Problem:
Check each line of the listing for the word "ROSSLER" and give only the number of lines that have it.
────────────────────
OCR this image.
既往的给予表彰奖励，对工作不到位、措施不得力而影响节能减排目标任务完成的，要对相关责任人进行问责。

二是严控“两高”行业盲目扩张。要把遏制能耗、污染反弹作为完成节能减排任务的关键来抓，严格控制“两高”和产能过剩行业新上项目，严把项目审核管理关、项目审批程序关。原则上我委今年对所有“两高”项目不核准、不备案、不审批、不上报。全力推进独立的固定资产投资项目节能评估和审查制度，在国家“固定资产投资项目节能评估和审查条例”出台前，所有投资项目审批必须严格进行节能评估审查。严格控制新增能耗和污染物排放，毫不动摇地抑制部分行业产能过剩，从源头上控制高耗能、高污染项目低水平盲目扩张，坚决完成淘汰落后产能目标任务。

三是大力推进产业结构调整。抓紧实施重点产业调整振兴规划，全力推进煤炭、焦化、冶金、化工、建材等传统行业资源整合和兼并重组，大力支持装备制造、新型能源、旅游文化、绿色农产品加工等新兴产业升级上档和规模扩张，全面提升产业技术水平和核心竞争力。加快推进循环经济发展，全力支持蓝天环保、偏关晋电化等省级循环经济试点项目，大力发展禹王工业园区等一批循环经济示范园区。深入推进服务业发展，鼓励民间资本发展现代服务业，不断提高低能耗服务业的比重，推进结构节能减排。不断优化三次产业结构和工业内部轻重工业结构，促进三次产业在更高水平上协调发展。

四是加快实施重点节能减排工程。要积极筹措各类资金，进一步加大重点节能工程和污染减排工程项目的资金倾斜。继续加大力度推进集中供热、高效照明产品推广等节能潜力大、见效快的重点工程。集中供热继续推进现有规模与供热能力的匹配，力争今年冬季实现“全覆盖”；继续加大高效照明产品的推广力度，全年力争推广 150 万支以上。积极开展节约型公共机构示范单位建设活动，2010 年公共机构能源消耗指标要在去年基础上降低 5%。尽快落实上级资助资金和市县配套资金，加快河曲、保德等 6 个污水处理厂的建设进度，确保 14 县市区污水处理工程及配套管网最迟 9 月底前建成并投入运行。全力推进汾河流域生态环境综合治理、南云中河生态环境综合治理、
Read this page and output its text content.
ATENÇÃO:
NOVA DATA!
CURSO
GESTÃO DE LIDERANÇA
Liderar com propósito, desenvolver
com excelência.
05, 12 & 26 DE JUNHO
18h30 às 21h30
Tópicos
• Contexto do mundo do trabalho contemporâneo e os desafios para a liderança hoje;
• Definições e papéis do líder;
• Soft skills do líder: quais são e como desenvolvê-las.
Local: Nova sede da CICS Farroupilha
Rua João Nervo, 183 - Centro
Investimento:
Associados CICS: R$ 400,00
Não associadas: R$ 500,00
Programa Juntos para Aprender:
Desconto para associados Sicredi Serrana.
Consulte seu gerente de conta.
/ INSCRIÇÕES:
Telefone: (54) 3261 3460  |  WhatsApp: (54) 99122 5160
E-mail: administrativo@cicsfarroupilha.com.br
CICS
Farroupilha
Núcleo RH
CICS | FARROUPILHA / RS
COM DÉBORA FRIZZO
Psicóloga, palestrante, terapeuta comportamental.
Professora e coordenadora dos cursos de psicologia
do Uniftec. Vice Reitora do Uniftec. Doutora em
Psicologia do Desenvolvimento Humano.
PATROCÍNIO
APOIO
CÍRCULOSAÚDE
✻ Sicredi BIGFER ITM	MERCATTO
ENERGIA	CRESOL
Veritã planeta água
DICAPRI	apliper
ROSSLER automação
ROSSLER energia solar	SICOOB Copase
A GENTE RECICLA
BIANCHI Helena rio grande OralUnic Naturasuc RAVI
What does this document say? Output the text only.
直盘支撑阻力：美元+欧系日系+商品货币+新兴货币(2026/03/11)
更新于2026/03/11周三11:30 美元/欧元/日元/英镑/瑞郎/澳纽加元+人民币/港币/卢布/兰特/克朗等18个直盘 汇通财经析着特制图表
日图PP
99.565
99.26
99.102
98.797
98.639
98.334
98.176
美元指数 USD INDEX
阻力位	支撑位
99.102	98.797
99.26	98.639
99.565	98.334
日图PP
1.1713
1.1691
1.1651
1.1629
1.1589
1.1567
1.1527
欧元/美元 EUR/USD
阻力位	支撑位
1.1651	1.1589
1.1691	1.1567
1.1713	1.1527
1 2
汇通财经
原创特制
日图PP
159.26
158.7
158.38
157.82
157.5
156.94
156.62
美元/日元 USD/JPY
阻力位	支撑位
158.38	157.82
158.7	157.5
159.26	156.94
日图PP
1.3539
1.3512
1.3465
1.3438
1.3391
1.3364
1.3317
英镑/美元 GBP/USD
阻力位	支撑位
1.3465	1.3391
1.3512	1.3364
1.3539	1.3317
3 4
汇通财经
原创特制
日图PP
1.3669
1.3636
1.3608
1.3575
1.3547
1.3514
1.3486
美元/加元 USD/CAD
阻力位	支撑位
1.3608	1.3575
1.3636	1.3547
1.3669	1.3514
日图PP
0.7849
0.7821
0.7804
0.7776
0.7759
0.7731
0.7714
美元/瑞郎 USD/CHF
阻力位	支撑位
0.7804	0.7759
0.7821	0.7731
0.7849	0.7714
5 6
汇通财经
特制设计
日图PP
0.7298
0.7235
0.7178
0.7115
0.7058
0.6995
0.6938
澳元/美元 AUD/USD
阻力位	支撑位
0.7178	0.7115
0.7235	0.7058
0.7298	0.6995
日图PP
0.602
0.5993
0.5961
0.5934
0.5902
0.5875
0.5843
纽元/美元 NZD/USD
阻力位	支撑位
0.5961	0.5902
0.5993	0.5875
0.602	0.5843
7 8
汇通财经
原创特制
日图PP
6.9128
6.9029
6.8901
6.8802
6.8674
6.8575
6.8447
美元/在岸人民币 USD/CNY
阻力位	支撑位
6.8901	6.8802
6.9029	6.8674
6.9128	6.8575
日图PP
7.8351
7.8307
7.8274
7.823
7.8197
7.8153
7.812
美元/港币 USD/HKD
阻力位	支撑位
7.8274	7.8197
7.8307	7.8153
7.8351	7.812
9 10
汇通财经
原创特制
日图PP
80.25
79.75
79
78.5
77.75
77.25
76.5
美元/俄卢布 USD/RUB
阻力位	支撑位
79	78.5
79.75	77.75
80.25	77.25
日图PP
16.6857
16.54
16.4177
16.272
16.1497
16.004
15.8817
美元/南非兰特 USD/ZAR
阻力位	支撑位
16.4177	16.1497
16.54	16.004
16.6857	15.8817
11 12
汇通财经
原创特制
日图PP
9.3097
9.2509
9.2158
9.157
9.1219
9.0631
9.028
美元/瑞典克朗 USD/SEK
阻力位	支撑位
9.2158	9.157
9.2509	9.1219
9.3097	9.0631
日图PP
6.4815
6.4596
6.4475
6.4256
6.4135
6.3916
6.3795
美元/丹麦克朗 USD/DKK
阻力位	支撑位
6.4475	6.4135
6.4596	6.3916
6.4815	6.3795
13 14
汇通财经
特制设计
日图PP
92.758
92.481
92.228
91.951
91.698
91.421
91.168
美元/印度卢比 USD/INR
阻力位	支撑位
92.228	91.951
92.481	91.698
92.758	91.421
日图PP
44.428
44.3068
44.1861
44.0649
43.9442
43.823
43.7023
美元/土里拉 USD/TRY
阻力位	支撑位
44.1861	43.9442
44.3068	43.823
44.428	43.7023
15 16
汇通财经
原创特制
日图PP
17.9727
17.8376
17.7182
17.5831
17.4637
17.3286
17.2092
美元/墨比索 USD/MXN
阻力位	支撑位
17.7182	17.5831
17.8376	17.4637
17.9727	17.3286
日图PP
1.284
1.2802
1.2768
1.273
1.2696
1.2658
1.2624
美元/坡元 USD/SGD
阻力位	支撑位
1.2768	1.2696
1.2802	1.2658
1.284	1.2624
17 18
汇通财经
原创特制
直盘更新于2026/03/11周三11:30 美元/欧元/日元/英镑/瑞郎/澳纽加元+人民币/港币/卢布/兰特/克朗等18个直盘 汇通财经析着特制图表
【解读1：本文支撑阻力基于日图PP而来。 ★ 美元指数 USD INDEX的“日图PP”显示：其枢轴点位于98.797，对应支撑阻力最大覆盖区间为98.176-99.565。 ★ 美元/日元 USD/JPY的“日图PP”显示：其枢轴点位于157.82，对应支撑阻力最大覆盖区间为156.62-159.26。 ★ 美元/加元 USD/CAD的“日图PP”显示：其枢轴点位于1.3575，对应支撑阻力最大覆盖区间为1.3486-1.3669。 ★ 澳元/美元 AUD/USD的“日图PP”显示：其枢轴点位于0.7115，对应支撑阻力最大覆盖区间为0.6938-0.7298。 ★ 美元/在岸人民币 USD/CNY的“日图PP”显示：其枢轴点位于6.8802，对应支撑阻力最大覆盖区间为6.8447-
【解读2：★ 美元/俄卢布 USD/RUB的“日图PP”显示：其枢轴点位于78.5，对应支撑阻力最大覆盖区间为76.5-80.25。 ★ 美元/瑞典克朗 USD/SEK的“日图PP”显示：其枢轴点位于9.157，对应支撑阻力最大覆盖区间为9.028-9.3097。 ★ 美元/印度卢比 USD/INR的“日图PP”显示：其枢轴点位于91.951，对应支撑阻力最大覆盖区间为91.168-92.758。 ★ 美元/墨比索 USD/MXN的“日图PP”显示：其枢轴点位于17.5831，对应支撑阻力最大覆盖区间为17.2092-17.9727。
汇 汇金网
────────────────────
Result:
2